Reproduce all of the data exactly.

Part of a data file
┄┄┄┄┄┄┄┄┄┄┄┄┄┄┄┄┄┄┄┄

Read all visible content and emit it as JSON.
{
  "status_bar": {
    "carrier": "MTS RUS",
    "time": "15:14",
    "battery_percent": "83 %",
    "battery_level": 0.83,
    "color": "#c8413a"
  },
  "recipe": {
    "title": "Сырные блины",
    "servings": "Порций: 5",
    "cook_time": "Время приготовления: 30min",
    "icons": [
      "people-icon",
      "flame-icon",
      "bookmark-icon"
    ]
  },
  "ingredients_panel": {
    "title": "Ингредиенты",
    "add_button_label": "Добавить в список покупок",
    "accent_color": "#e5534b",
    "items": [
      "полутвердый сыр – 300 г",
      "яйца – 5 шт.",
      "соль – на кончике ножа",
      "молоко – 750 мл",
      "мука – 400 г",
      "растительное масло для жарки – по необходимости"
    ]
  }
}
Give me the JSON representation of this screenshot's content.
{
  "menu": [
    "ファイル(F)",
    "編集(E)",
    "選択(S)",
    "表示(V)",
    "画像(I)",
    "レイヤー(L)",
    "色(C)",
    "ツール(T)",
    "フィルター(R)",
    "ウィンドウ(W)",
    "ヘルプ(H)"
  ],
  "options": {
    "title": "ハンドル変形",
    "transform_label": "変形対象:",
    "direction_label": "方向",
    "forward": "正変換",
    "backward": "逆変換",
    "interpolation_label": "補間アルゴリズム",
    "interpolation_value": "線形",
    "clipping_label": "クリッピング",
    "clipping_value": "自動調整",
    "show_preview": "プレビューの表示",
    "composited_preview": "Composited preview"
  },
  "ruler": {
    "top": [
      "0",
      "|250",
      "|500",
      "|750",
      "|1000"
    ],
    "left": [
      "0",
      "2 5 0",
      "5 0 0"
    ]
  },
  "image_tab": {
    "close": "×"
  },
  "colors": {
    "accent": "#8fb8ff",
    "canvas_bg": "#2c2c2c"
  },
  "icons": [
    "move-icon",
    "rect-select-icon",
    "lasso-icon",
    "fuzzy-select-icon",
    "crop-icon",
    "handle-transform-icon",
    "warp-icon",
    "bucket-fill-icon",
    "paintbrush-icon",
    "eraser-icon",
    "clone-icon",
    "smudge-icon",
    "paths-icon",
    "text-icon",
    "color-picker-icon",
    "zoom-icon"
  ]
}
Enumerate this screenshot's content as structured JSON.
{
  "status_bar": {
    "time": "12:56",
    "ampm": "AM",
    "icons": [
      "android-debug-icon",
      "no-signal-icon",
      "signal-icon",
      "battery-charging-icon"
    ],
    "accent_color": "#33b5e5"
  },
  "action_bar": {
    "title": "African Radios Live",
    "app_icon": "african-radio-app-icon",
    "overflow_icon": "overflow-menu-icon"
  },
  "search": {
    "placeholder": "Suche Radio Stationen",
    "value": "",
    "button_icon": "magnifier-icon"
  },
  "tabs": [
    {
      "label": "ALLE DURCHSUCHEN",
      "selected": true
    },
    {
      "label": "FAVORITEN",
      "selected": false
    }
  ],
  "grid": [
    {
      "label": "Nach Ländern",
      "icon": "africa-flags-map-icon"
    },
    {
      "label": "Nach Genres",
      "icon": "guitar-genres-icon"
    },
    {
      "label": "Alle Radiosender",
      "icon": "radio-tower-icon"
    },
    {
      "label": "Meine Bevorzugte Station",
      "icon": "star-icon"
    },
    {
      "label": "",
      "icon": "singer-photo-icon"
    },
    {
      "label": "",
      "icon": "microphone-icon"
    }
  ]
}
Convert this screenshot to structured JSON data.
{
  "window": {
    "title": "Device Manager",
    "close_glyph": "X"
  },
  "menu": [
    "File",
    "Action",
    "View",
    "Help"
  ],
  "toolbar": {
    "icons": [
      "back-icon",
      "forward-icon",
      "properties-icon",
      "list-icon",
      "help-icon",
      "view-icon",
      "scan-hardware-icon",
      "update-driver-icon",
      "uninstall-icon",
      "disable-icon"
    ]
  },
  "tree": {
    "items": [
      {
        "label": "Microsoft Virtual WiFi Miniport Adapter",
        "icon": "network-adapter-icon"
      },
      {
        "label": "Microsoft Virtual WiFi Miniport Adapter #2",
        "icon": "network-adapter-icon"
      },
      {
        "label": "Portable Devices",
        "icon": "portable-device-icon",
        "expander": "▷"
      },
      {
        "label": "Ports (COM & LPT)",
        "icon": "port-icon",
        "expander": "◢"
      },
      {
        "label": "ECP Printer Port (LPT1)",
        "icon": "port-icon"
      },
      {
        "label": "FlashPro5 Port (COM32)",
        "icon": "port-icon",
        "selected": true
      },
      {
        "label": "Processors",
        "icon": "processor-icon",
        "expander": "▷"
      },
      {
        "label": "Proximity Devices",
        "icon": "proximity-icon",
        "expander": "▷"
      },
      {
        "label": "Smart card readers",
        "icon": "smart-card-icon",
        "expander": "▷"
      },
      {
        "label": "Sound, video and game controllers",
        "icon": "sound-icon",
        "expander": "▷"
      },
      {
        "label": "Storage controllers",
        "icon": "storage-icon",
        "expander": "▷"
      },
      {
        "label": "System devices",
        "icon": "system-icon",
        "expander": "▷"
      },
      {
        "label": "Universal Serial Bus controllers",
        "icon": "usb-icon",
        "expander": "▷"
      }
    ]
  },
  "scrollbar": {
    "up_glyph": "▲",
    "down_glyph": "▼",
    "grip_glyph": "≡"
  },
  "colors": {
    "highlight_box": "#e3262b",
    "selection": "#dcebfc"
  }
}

┄┄┄┄┄┄┄┄┄┄┄┄┄┄┄┄┄┄┄┄

→ ANSWER TO THE EXERCISE:
Read all visible content and emit it as JSON.
{
  "status_bar": {
    "carrier": "MTS RUS",
    "time": "15:14",
    "battery_percent": "83 %",
    "battery_level": 0.83,
    "color": "#c8413a"
  },
  "recipe": {
    "title": "Сырные блины",
    "servings": "Порций: 5",
    "cook_time": "Время приготовления: 30min",
    "icons": [
      "people-icon",
      "flame-icon",
      "bookmark-icon"
    ]
  },
  "ingredients_panel": {
    "title": "Ингредиенты",
    "add_button_label": "Добавить в список покупок",
    "accent_color": "#e5534b",
    "items": [
      "полутвердый сыр – 300 г",
      "яйца – 5 шт.",
      "соль – на кончике ножа",
      "молоко – 750 мл",
      "мука – 400 г",
      "растительное масло для жарки – по необходимости"
    ]
  }
}
Give me the JSON representation of this screenshot's content.
{
  "menu": [
    "ファイル(F)",
    "編集(E)",
    "選択(S)",
    "表示(V)",
    "画像(I)",
    "レイヤー(L)",
    "色(C)",
    "ツール(T)",
    "フィルター(R)",
    "ウィンドウ(W)",
    "ヘルプ(H)"
  ],
  "options": {
    "title": "ハンドル変形",
    "transform_label": "変形対象:",
    "direction_label": "方向",
    "forward": "正変換",
    "backward": "逆変換",
    "interpolation_label": "補間アルゴリズム",
    "interpolation_value": "線形",
    "clipping_label": "クリッピング",
    "clipping_value": "自動調整",
    "show_preview": "プレビューの表示",
    "composited_preview": "Composited preview"
  },
  "ruler": {
    "top": [
      "0",
      "|250",
      "|500",
      "|750",
      "|1000"
    ],
    "left": [
      "0",
      "2 5 0",
      "5 0 0"
    ]
  },
  "image_tab": {
    "close": "×"
  },
  "colors": {
    "accent": "#8fb8ff",
    "canvas_bg": "#2c2c2c"
  },
  "icons": [
    "move-icon",
    "rect-select-icon",
    "lasso-icon",
    "fuzzy-select-icon",
    "crop-icon",
    "handle-transform-icon",
    "warp-icon",
    "bucket-fill-icon",
    "paintbrush-icon",
    "eraser-icon",
    "clone-icon",
    "smudge-icon",
    "paths-icon",
    "text-icon",
    "color-picker-icon",
    "zoom-icon"
  ]
}
Enumerate this screenshot's content as structured JSON.
{
  "status_bar": {
    "time": "12:56",
    "ampm": "AM",
    "icons": [
      "android-debug-icon",
      "no-signal-icon",
      "signal-icon",
      "battery-charging-icon"
    ],
    "accent_color": "#33b5e5"
  },
  "action_bar": {
    "title": "African Radios Live",
    "app_icon": "african-radio-app-icon",
    "overflow_icon": "overflow-menu-icon"
  },
  "search": {
    "placeholder": "Suche Radio Stationen",
    "value": "",
    "button_icon": "magnifier-icon"
  },
  "tabs": [
    {
      "label": "ALLE DURCHSUCHEN",
      "selected": true
    },
    {
      "label": "FAVORITEN",
      "selected": false
    }
  ],
  "grid": [
    {
      "label": "Nach Ländern",
      "icon": "africa-flags-map-icon"
    },
    {
      "label": "Nach Genres",
      "icon": "guitar-genres-icon"
    },
    {
      "label": "Alle Radiosender",
      "icon": "radio-tower-icon"
    },
    {
      "label": "Meine Bevorzugte Station",
      "icon": "star-icon"
    },
    {
      "label": "",
      "icon": "singer-photo-icon"
    },
    {
      "label": "",
      "icon": "microphone-icon"
    }
  ]
}
Convert this screenshot to structured JSON data.
{
  "window": {
    "title": "Device Manager",
    "close_glyph": "X"
  },
  "menu": [
    "File",
    "Action",
    "View",
    "Help"
  ],
  "toolbar": {
    "icons": [
      "back-icon",
      "forward-icon",
      "properties-icon",
      "list-icon",
      "help-icon",
      "view-icon",
      "scan-hardware-icon",
      "update-driver-icon",
      "uninstall-icon",
      "disable-icon"
    ]
  },
  "tree": {
    "items": [
      {
        "label": "Microsoft Virtual WiFi Miniport Adapter",
        "icon": "network-adapter-icon"
      },
      {
        "label": "Microsoft Virtual WiFi Miniport Adapter #2",
        "icon": "network-adapter-icon"
      },
      {
        "label": "Portable Devices",
        "icon": "portable-device-icon",
        "expander": "▷"
      },
      {
        "label": "Ports (COM & LPT)",
        "icon": "port-icon",
        "expander": "◢"
      },
      {
        "label": "ECP Printer Port (LPT1)",
        "icon": "port-icon"
      },
      {
        "label": "FlashPro5 Port (COM32)",
        "icon": "port-icon",
        "selected": true
      },
      {
        "label": "Processors",
        "icon": "processor-icon",
        "expander": "▷"
      },
      {
        "label": "Proximity Devices",
        "icon": "proximity-icon",
        "expander": "▷"
      },
      {
        "label": "Smart card readers",
        "icon": "smart-card-icon",
        "expander": "▷"
      },
      {
        "label": "Sound, video and game controllers",
        "icon": "sound-icon",
        "expander": "▷"
      },
      {
        "label": "Storage controllers",
        "icon": "storage-icon",
        "expander": "▷"
      },
      {
        "label": "System devices",
        "icon": "system-icon",
        "expander": "▷"
      },
      {
        "label": "Universal Serial Bus controllers",
        "icon": "usb-icon",
        "expander": "▷"
      }
    ]
  },
  "scrollbar": {
    "up_glyph": "▲",
    "down_glyph": "▼",
    "grip_glyph": "≡"
  },
  "colors": {
    "highlight_box": "#e3262b",
    "selection": "#dcebfc"
  }
}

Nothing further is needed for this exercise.